:: What this task involves ::
Copy down every line where the string "name" shows up.

:: Extracted data entries ::

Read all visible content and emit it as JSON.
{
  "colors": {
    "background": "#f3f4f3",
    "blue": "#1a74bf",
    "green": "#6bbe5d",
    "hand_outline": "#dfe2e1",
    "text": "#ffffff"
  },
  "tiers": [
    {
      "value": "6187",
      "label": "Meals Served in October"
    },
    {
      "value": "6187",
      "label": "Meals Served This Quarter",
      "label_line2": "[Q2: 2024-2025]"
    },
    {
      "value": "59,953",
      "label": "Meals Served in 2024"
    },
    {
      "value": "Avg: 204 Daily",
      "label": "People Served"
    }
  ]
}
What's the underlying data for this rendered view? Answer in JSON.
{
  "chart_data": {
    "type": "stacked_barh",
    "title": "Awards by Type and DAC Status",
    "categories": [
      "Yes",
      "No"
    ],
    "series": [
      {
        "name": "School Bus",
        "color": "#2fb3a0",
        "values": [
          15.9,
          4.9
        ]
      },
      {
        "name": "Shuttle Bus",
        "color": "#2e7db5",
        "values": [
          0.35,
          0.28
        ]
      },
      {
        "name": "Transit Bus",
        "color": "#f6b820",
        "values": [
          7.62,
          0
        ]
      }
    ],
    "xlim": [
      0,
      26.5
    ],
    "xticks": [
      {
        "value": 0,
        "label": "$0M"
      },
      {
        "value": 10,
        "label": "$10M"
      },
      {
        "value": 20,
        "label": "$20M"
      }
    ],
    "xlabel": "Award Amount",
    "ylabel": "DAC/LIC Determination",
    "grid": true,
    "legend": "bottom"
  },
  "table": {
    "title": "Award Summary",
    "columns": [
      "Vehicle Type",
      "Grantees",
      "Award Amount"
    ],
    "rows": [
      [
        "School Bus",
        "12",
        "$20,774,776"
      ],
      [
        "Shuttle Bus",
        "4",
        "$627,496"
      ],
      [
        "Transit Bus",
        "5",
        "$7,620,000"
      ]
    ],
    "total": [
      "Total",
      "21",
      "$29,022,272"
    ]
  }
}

:: Answer to the problem ::
        "name": "School Bus",
        "name": "Shuttle Bus",
        "name": "Transit Bus",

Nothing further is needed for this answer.